Input records ::
----------------------------------------

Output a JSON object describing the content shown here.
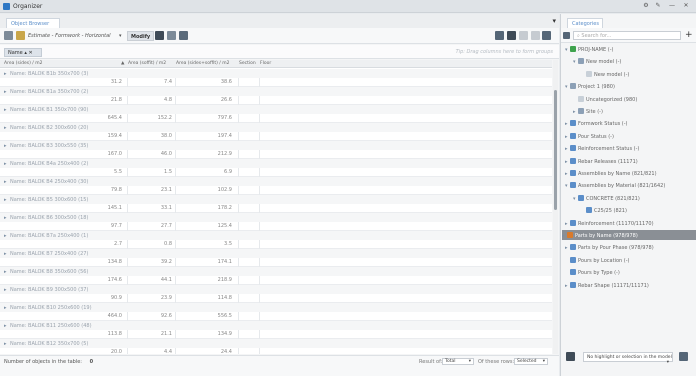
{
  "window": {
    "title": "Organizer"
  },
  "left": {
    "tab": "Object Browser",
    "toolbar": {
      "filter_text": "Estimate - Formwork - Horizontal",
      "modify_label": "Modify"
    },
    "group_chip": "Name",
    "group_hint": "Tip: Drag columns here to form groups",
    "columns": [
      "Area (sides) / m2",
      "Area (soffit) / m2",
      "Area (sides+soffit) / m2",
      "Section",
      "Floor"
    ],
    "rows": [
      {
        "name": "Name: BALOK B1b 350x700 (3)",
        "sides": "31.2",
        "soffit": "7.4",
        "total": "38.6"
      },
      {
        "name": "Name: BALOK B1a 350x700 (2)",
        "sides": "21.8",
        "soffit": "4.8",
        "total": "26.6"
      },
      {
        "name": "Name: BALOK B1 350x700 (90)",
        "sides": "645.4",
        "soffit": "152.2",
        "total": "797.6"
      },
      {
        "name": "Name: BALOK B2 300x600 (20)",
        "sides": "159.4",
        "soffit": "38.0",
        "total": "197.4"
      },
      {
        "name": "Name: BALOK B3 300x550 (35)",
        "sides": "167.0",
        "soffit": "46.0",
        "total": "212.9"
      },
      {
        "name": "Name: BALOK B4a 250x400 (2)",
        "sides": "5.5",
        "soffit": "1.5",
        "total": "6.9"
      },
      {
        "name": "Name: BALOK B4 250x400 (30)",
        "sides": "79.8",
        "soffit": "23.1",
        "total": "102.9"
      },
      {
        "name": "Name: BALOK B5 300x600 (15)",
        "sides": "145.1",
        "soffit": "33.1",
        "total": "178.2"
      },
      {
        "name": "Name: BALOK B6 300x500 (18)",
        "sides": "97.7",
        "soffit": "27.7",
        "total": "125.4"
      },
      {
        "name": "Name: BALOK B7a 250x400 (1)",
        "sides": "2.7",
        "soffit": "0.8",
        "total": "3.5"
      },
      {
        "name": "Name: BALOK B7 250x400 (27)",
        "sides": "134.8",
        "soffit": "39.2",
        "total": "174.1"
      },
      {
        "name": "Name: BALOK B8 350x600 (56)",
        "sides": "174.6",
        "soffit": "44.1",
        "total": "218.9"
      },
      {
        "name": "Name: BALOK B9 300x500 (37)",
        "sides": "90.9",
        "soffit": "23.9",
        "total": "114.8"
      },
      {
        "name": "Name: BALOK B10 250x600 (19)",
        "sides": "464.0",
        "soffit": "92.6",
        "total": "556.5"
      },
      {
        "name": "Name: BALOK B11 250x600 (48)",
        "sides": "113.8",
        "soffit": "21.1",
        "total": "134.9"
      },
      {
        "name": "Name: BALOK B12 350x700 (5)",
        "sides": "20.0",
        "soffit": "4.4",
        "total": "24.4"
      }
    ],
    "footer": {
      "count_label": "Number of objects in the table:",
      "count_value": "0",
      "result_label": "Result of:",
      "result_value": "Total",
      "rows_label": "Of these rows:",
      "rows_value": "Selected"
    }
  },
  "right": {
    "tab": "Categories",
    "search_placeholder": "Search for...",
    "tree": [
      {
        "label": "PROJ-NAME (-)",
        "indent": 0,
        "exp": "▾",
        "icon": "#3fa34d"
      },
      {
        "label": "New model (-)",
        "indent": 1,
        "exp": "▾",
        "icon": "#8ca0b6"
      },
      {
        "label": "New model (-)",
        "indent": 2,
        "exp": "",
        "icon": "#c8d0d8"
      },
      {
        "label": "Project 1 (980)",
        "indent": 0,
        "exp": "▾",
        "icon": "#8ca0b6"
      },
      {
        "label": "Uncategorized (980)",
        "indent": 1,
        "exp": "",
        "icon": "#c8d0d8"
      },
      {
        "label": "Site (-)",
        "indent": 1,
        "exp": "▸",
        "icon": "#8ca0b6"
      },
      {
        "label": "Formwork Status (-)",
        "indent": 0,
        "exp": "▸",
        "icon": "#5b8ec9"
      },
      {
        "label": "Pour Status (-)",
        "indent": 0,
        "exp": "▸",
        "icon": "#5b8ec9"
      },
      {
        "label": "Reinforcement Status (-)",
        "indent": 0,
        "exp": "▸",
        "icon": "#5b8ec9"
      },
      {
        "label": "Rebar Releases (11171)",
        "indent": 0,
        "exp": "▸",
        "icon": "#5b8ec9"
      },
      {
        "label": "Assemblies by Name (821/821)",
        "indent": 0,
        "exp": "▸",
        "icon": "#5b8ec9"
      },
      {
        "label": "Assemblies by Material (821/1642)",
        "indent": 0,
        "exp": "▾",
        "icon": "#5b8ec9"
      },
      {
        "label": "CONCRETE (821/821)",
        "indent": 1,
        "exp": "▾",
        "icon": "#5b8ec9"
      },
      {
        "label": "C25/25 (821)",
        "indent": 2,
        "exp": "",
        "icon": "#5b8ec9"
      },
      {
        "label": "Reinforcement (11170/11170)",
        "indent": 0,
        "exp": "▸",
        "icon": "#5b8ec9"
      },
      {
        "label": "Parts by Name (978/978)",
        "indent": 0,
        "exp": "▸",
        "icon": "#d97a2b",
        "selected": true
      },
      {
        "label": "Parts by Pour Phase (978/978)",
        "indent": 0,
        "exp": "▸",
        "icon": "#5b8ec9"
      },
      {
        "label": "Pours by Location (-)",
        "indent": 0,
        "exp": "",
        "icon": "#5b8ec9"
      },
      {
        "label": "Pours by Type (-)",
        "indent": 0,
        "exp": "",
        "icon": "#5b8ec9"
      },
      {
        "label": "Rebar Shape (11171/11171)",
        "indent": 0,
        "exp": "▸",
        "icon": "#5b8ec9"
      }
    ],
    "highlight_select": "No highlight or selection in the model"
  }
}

----------------------------------------

To be done :: Of the lines above, how many contain the string "Assemblies"? Only the number is required.

Response :: 2